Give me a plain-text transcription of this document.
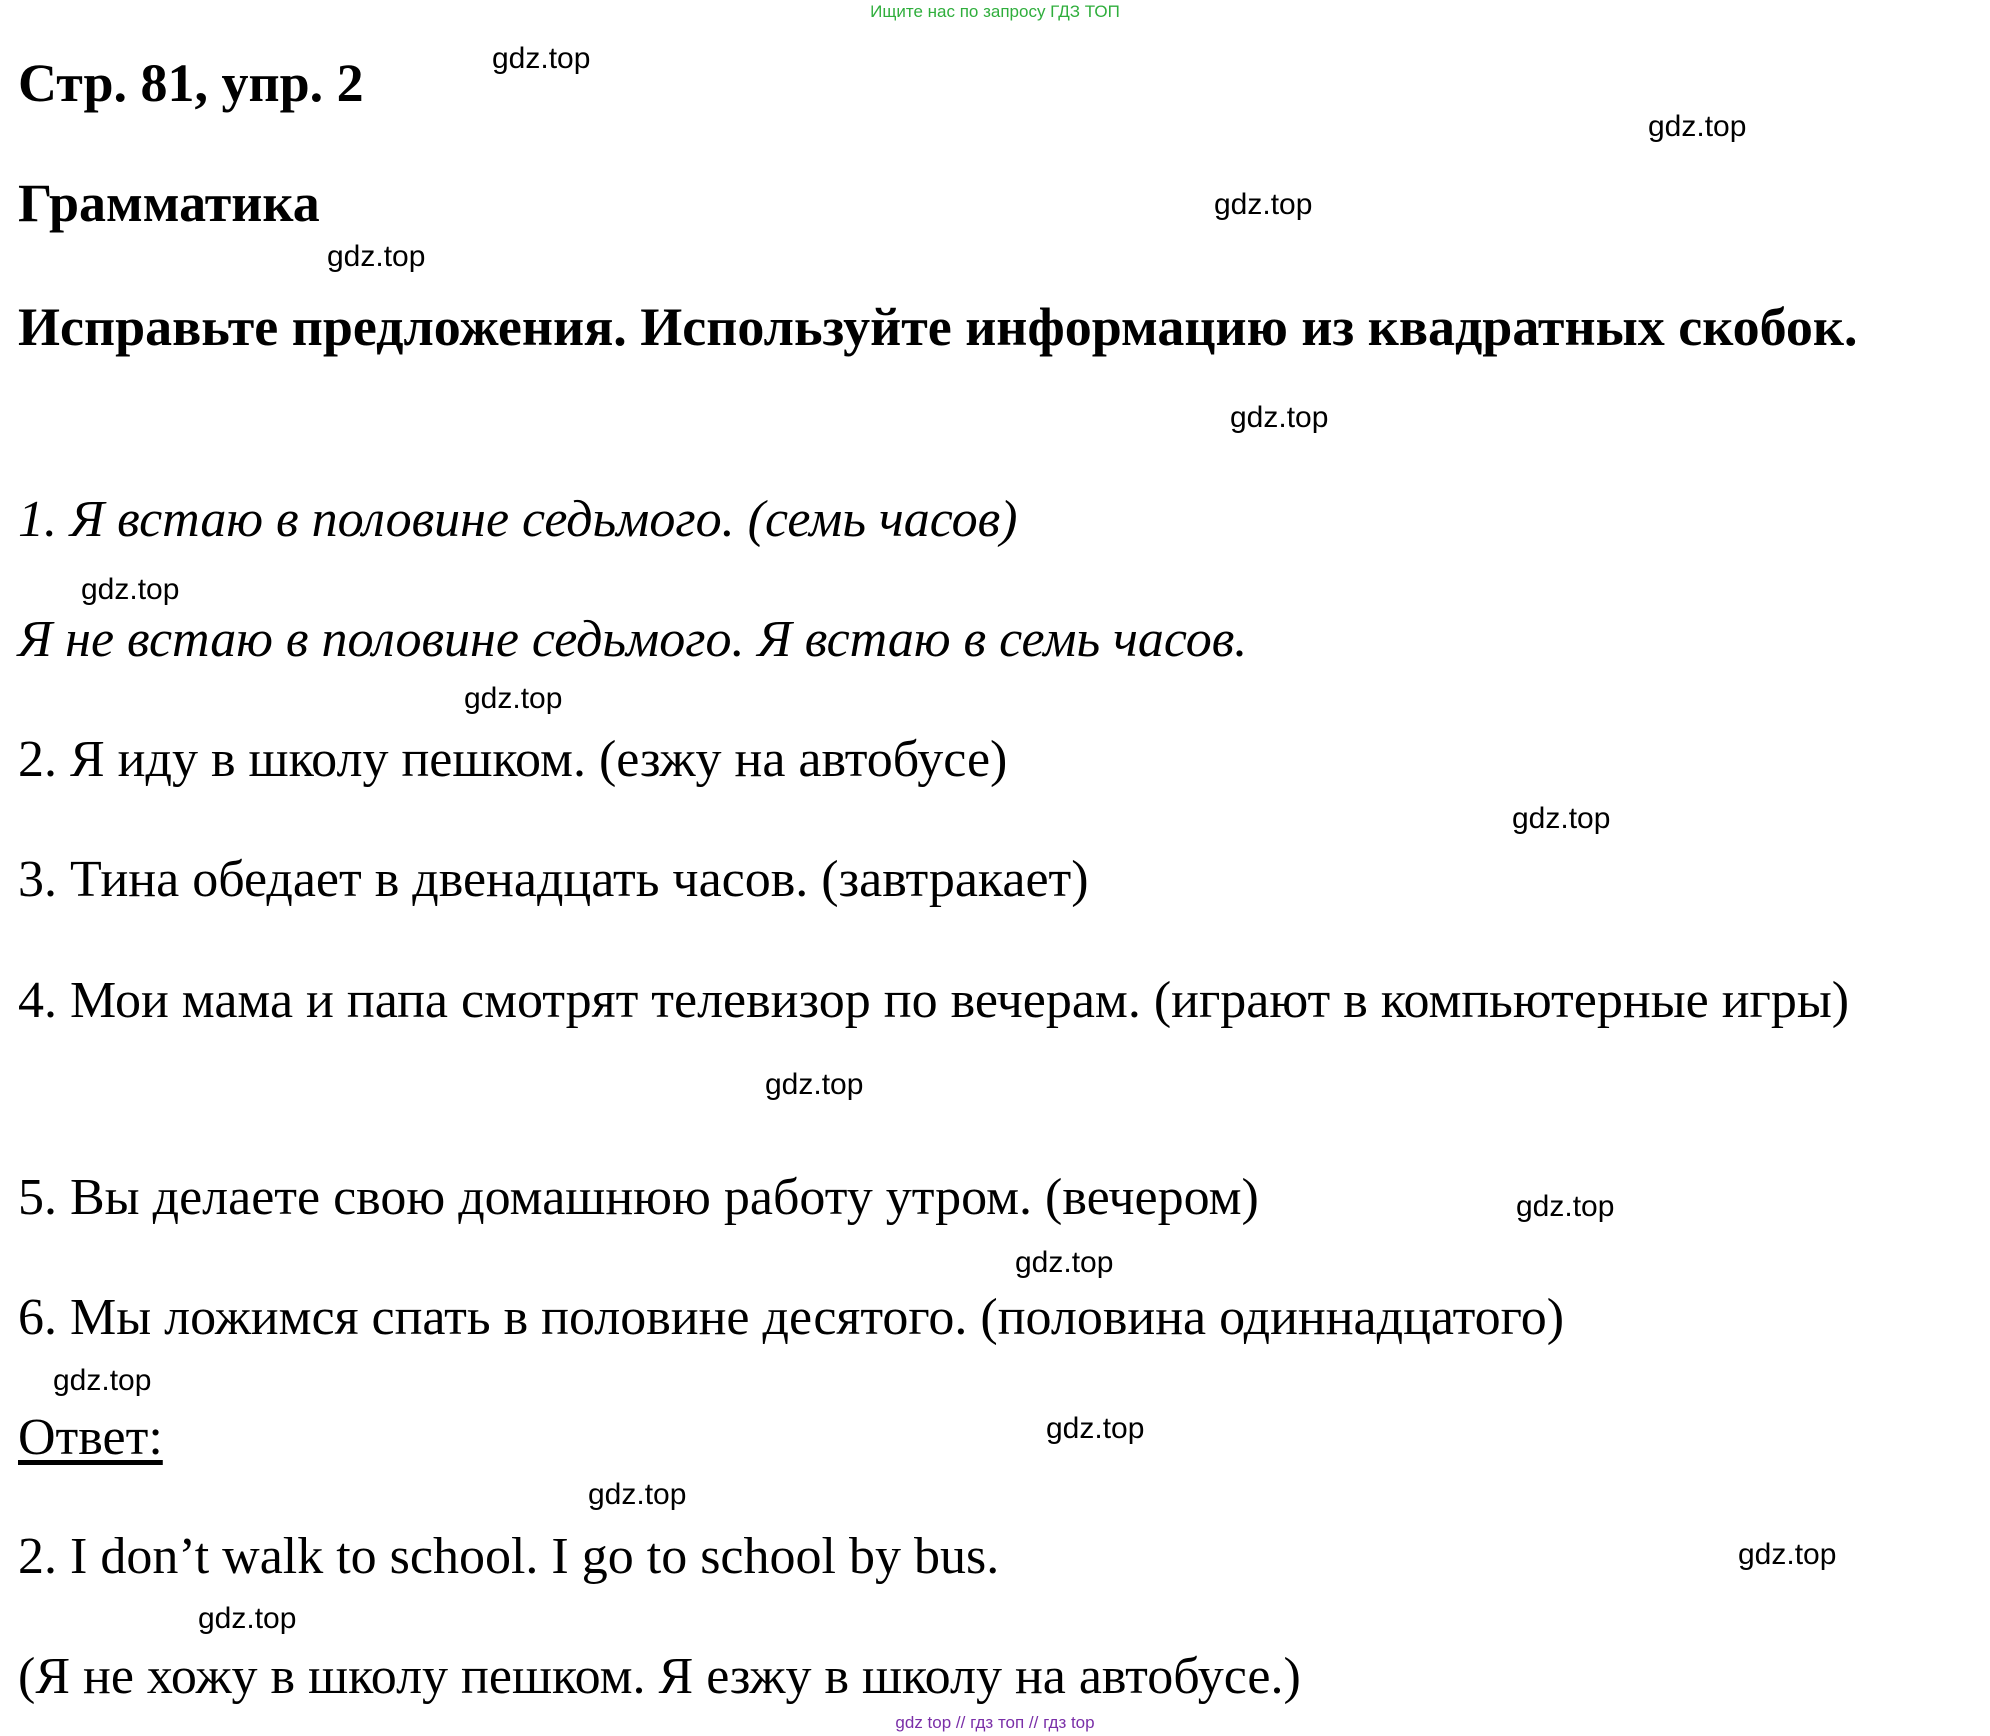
Ищите нас по запросу ГДЗ ТОП
Стр. 81, упр. 2
Грамматика
Исправьте предложения. Используйте информацию из квадратных скобок.
1. Я встаю в половине седьмого. (семь часов)
Я не встаю в половине седьмого. Я встаю в семь часов.
2. Я иду в школу пешком. (езжу на автобусе)
3. Тина обедает в двенадцать часов. (завтракает)
4. Мои мама и папа смотрят телевизор по вечерам. (играют в компьютерные игры)
5. Вы делаете свою домашнюю работу утром. (вечером)
6. Мы ложимся спать в половине десятого. (половина одиннадцатого)
Ответ:
2. I don’t walk to school. I go to school by bus.
(Я не хожу в школу пешком. Я езжу в школу на автобусе.)
gdz.top
gdz.top
gdz.top
gdz.top
gdz.top
gdz.top
gdz.top
gdz.top
gdz.top
gdz.top
gdz.top
gdz.top
gdz.top
gdz.top
gdz.top
gdz.top
gdz top // гдз топ // гдз top
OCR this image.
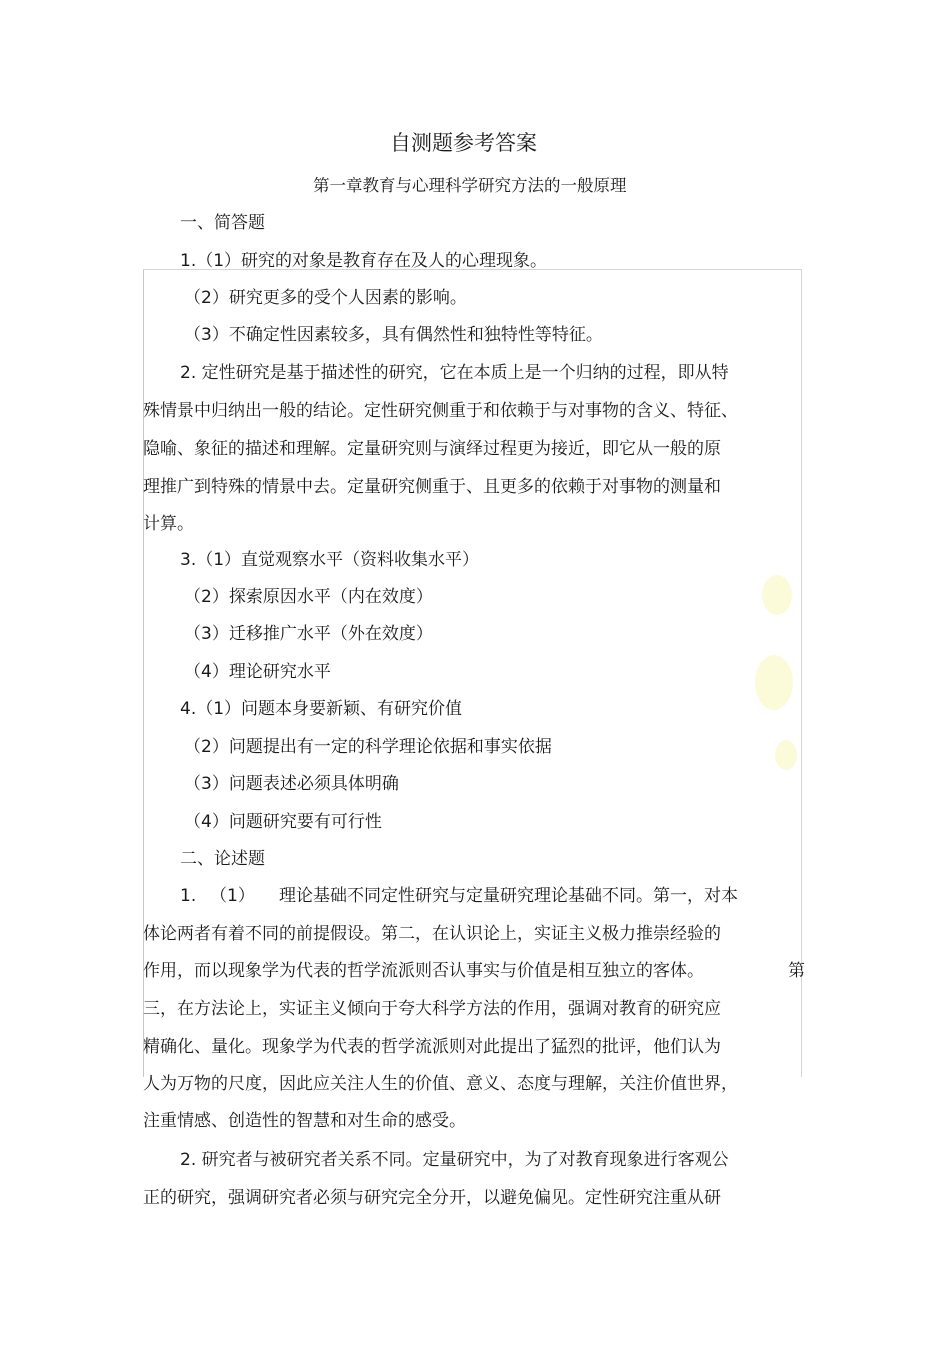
自测题参考答案
第一章教育与心理科学研究方法的一般原理
一、简答题
1.（1）研究的对象是教育存在及人的心理现象。
（2）研究更多的受个人因素的影响。
（3）不确定性因素较多，具有偶然性和独特性等特征。
2. 定性研究是基于描述性的研究，它在本质上是一个归纳的过程，即从特
殊情景中归纳出一般的结论。定性研究侧重于和依赖于与对事物的含义、特征、
隐喻、象征的描述和理解。定量研究则与演绎过程更为接近，即它从一般的原
理推广到特殊的情景中去。定量研究侧重于、且更多的依赖于对事物的测量和
计算。
3.（1）直觉观察水平（资料收集水平）
（2）探索原因水平（内在效度）
（3）迁移推广水平（外在效度）
（4）理论研究水平
4.（1）问题本身要新颖、有研究价值
（2）问题提出有一定的科学理论依据和事实依据
（3）问题表述必须具体明确
（4）问题研究要有可行性
二、论述题
1. （1） 理论基础不同定性研究与定量研究理论基础不同。第一，对本
体论两者有着不同的前提假设。第二，在认识论上，实证主义极力推崇经验的
作用，而以现象学为代表的哲学流派则否认事实与价值是相互独立的客体。	第
三，在方法论上，实证主义倾向于夸大科学方法的作用，强调对教育的研究应
精确化、量化。现象学为代表的哲学流派则对此提出了猛烈的批评，他们认为
人为万物的尺度，因此应关注人生的价值、意义、态度与理解，关注价值世界，
注重情感、创造性的智慧和对生命的感受。
2. 研究者与被研究者关系不同。定量研究中，为了对教育现象进行客观公
正的研究，强调研究者必须与研究完全分开，以避免偏见。定性研究注重从研
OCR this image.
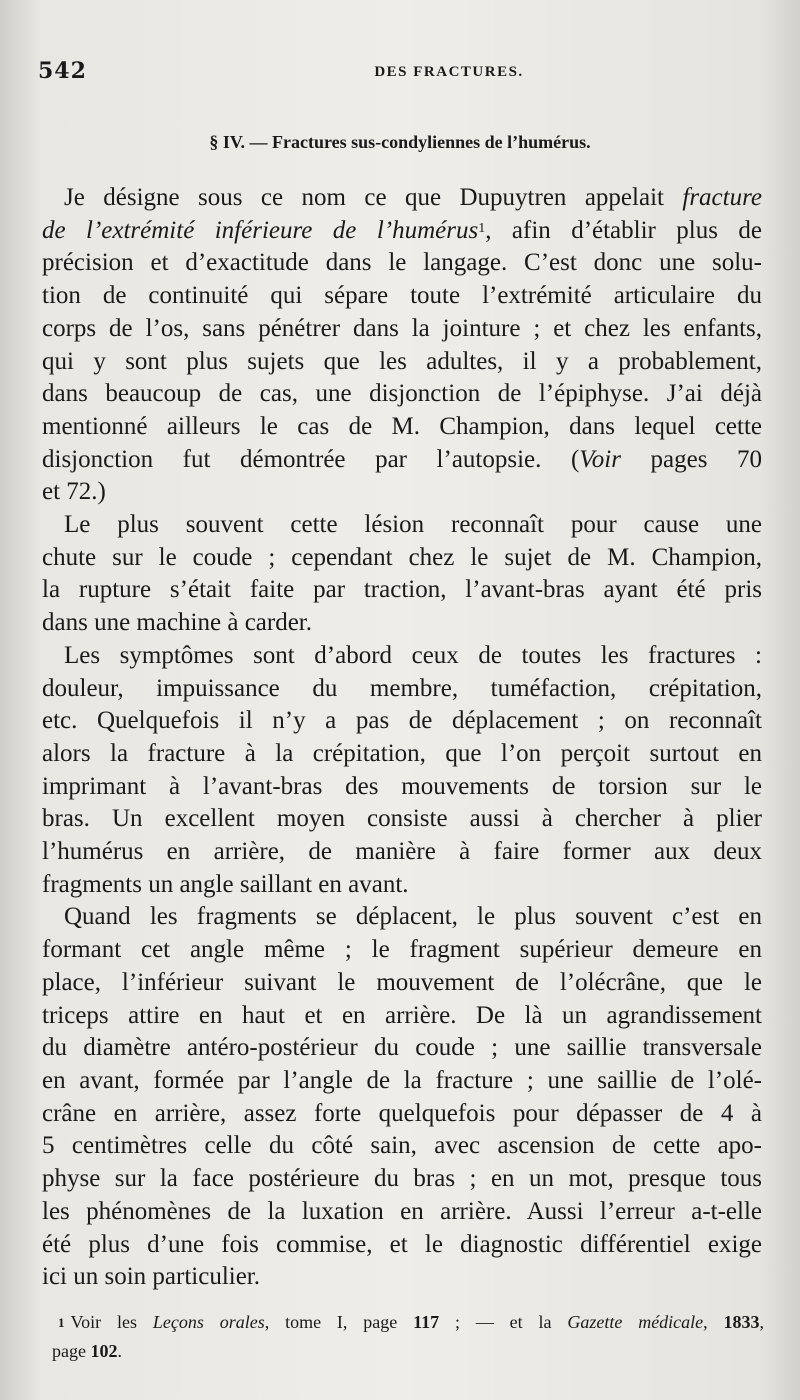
542	DES FRACTURES.
§ IV. — Fractures sus-condyliennes de l’humérus.

Je désigne sous ce nom ce que Dupuytren appelait fracture
de l’extrémité inférieure de l’humérus$^1$, afin d’établir plus de
précision et d’exactitude dans le langage. C’est donc une solu-
tion de continuité qui sépare toute l’extrémité articulaire du
corps de l’os, sans pénétrer dans la jointure ; et chez les enfants,
qui y sont plus sujets que les adultes, il y a probablement,
dans beaucoup de cas, une disjonction de l’épiphyse. J’ai déjà
mentionné ailleurs le cas de M. Champion, dans lequel cette
disjonction fut démontrée par l’autopsie. (Voir pages 70
et 72.)

Le plus souvent cette lésion reconnaît pour cause une
chute sur le coude ; cependant chez le sujet de M. Champion,
la rupture s’était faite par traction, l’avant-bras ayant été pris
dans une machine à carder.

Les symptômes sont d’abord ceux de toutes les fractures :
douleur, impuissance du membre, tuméfaction, crépitation,
etc. Quelquefois il n’y a pas de déplacement ; on reconnaît
alors la fracture à la crépitation, que l’on perçoit surtout en
imprimant à l’avant-bras des mouvements de torsion sur le
bras. Un excellent moyen consiste aussi à chercher à plier
l’humérus en arrière, de manière à faire former aux deux
fragments un angle saillant en avant.

Quand les fragments se déplacent, le plus souvent c’est en
formant cet angle même ; le fragment supérieur demeure en
place, l’inférieur suivant le mouvement de l’olécrâne, que le
triceps attire en haut et en arrière. De là un agrandissement
du diamètre antéro-postérieur du coude ; une saillie transversale
en avant, formée par l’angle de la fracture ; une saillie de l’olé-
crâne en arrière, assez forte quelquefois pour dépasser de 4 à
5 centimètres celle du côté sain, avec ascension de cette apo-
physe sur la face postérieure du bras ; en un mot, presque tous
les phénomènes de la luxation en arrière. Aussi l’erreur a-t-elle
été plus d’une fois commise, et le diagnostic différentiel exige
ici un soin particulier.

$^1$ Voir les Leçons orales, tome I, page 117 ; — et la Gazette médicale, 1833,
page 102.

+++

Copy the data character for character, but drop all pictures from the copy.

Give me a plain-text transcription of this document.
Ищите нас по запросу ГДЗ ТОП
Стр. 81, упр. 2
Грамматика
Исправьте предложения. Используйте информацию из квадратных скобок.
1. Я встаю в половине седьмого. (семь часов)
Я не встаю в половине седьмого. Я встаю в семь часов.
2. Я иду в школу пешком. (езжу на автобусе)
3. Тина обедает в двенадцать часов. (завтракает)
4. Мои мама и папа смотрят телевизор по вечерам. (играют в компьютерные игры)
5. Вы делаете свою домашнюю работу утром. (вечером)
6. Мы ложимся спать в половине десятого. (половина одиннадцатого)
Ответ:
2. I don’t walk to school. I go to school by bus.
(Я не хожу в школу пешком. Я езжу в школу на автобусе.)
gdz.top
gdz.top
gdz.top
gdz.top
gdz.top
gdz.top
gdz.top
gdz.top
gdz.top
gdz.top
gdz.top
gdz.top
gdz.top
gdz.top
gdz.top
gdz.top
gdz top // гдз топ // гдз top
OCR this image.
自测题参考答案
第一章教育与心理科学研究方法的一般原理
一、简答题
1.（1）研究的对象是教育存在及人的心理现象。
（2）研究更多的受个人因素的影响。
（3）不确定性因素较多，具有偶然性和独特性等特征。
2. 定性研究是基于描述性的研究，它在本质上是一个归纳的过程，即从特
殊情景中归纳出一般的结论。定性研究侧重于和依赖于与对事物的含义、特征、
隐喻、象征的描述和理解。定量研究则与演绎过程更为接近，即它从一般的原
理推广到特殊的情景中去。定量研究侧重于、且更多的依赖于对事物的测量和
计算。
3.（1）直觉观察水平（资料收集水平）
（2）探索原因水平（内在效度）
（3）迁移推广水平（外在效度）
（4）理论研究水平
4.（1）问题本身要新颖、有研究价值
（2）问题提出有一定的科学理论依据和事实依据
（3）问题表述必须具体明确
（4）问题研究要有可行性
二、论述题
1. （1） 理论基础不同定性研究与定量研究理论基础不同。第一，对本
体论两者有着不同的前提假设。第二，在认识论上，实证主义极力推崇经验的
作用，而以现象学为代表的哲学流派则否认事实与价值是相互独立的客体。	第
三，在方法论上，实证主义倾向于夸大科学方法的作用，强调对教育的研究应
精确化、量化。现象学为代表的哲学流派则对此提出了猛烈的批评，他们认为
人为万物的尺度，因此应关注人生的价值、意义、态度与理解，关注价值世界，
注重情感、创造性的智慧和对生命的感受。
2. 研究者与被研究者关系不同。定量研究中，为了对教育现象进行客观公
正的研究，强调研究者必须与研究完全分开，以避免偏见。定性研究注重从研
OCR this image.
542	DES FRACTURES.
§ IV. — Fractures sus-condyliennes de l’humérus.

Je désigne sous ce nom ce que Dupuytren appelait fracture
de l’extrémité inférieure de l’humérus$^1$, afin d’établir plus de
précision et d’exactitude dans le langage. C’est donc une solu-
tion de continuité qui sépare toute l’extrémité articulaire du
corps de l’os, sans pénétrer dans la jointure ; et chez les enfants,
qui y sont plus sujets que les adultes, il y a probablement,
dans beaucoup de cas, une disjonction de l’épiphyse. J’ai déjà
mentionné ailleurs le cas de M. Champion, dans lequel cette
disjonction fut démontrée par l’autopsie. (Voir pages 70
et 72.)

Le plus souvent cette lésion reconnaît pour cause une
chute sur le coude ; cependant chez le sujet de M. Champion,
la rupture s’était faite par traction, l’avant-bras ayant été pris
dans une machine à carder.

Les symptômes sont d’abord ceux de toutes les fractures :
douleur, impuissance du membre, tuméfaction, crépitation,
etc. Quelquefois il n’y a pas de déplacement ; on reconnaît
alors la fracture à la crépitation, que l’on perçoit surtout en
imprimant à l’avant-bras des mouvements de torsion sur le
bras. Un excellent moyen consiste aussi à chercher à plier
l’humérus en arrière, de manière à faire former aux deux
fragments un angle saillant en avant.

Quand les fragments se déplacent, le plus souvent c’est en
formant cet angle même ; le fragment supérieur demeure en
place, l’inférieur suivant le mouvement de l’olécrâne, que le
triceps attire en haut et en arrière. De là un agrandissement
du diamètre antéro-postérieur du coude ; une saillie transversale
en avant, formée par l’angle de la fracture ; une saillie de l’olé-
crâne en arrière, assez forte quelquefois pour dépasser de 4 à
5 centimètres celle du côté sain, avec ascension de cette apo-
physe sur la face postérieure du bras ; en un mot, presque tous
les phénomènes de la luxation en arrière. Aussi l’erreur a-t-elle
été plus d’une fois commise, et le diagnostic différentiel exige
ici un soin particulier.

$^1$ Voir les Leçons orales, tome I, page 117 ; — et la Gazette médicale, 1833,
page 102.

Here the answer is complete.